━━━ RECORDS ━━━

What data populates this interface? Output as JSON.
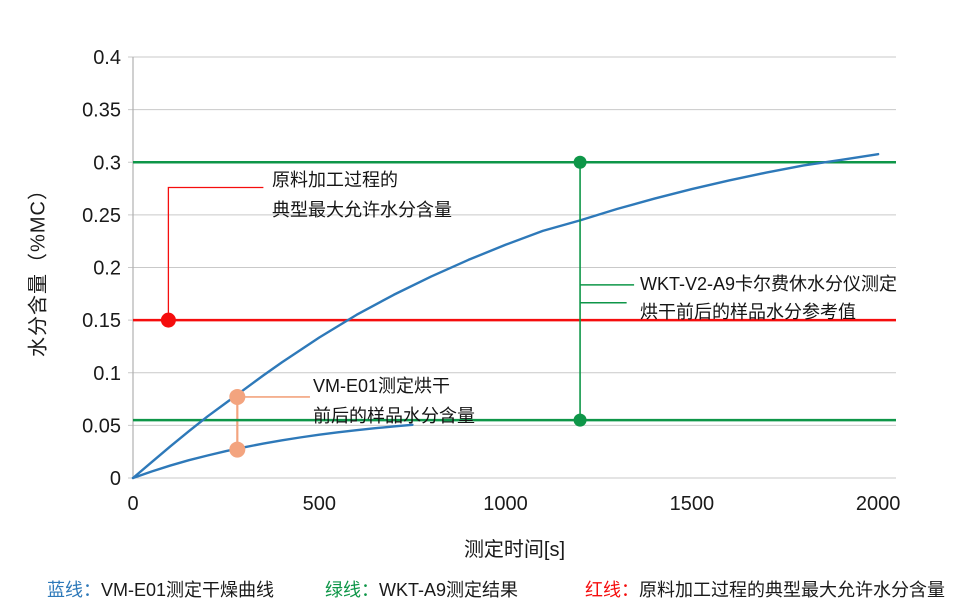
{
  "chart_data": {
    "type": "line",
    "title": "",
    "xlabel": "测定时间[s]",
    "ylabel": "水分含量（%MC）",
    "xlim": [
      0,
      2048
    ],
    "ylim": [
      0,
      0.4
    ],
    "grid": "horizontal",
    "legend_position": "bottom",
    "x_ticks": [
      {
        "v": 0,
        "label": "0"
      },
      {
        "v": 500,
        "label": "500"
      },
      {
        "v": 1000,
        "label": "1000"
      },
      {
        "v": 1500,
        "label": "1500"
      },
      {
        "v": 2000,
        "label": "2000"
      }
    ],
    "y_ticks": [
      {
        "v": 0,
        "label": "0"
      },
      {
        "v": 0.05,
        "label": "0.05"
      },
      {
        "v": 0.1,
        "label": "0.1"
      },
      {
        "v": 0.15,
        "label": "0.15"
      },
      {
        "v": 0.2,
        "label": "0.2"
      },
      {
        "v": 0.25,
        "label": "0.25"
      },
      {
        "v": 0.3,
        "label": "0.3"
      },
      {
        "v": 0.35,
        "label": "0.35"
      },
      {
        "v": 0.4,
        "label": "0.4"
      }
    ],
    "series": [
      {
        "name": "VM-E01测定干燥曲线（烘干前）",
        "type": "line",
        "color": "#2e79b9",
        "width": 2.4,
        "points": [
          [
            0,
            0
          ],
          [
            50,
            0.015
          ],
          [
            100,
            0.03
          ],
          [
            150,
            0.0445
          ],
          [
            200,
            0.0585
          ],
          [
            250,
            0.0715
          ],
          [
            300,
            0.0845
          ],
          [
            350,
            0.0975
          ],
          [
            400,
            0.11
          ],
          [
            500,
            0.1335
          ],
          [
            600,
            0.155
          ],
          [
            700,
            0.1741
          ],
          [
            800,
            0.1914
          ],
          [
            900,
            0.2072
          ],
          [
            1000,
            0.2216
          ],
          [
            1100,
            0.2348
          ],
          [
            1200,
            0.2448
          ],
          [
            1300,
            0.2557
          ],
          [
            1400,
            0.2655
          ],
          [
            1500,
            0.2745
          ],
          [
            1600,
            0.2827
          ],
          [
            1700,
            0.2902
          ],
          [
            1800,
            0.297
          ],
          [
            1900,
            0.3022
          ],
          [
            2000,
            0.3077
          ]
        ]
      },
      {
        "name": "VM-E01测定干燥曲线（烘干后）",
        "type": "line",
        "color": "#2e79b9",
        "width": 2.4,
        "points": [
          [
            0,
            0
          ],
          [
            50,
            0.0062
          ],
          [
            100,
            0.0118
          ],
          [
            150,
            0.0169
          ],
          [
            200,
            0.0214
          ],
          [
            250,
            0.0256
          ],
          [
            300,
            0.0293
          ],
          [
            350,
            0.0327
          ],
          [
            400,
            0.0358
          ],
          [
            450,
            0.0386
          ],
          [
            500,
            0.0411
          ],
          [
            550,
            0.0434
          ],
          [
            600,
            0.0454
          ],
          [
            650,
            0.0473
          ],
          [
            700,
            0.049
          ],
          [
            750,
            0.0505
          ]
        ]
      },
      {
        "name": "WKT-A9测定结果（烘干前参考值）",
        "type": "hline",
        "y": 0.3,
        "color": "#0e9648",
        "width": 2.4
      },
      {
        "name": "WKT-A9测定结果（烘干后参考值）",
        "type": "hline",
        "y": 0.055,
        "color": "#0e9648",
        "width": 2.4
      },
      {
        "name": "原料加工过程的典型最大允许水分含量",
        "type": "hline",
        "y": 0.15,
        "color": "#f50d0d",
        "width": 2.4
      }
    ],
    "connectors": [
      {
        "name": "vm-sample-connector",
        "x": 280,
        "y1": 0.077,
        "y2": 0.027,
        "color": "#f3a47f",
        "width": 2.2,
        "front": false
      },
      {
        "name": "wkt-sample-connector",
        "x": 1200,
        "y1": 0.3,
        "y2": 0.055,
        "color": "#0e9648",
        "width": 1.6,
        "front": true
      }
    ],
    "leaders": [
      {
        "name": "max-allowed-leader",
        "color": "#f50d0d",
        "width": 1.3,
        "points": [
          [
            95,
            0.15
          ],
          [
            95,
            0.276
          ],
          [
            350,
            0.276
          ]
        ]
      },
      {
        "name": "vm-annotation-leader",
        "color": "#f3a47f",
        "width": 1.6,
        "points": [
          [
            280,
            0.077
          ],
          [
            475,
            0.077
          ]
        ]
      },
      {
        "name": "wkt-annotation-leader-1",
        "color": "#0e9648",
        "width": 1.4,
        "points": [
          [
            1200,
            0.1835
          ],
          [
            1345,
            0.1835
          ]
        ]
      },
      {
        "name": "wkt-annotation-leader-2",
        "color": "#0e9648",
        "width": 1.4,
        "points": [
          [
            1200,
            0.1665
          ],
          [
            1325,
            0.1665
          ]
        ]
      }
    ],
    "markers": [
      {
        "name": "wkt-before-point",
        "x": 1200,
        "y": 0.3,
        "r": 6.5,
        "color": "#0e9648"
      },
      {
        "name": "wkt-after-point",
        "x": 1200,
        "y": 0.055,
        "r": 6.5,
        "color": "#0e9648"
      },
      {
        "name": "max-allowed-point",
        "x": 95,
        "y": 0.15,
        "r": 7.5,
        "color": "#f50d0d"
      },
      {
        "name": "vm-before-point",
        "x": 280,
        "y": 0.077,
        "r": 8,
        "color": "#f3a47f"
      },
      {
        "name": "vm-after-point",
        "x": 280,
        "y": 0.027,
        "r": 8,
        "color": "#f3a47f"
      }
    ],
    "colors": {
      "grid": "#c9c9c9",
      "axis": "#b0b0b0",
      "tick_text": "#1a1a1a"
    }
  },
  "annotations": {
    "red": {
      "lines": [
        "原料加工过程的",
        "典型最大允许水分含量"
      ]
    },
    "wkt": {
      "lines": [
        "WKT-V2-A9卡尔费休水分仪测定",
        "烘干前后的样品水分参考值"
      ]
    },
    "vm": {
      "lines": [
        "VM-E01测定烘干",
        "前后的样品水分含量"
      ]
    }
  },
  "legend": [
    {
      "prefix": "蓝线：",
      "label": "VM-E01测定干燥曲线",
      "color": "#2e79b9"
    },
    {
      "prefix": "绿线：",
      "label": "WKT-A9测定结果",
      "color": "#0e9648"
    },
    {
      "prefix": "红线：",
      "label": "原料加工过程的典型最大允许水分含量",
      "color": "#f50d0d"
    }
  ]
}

━━━

▶ _WRITTEN INSTRUCTION_
Gather from the entries above all lines that include the string "after".

▶ _CORRECT OUTPUT_
        "name": "wkt-after-point",
        "name": "vm-after-point",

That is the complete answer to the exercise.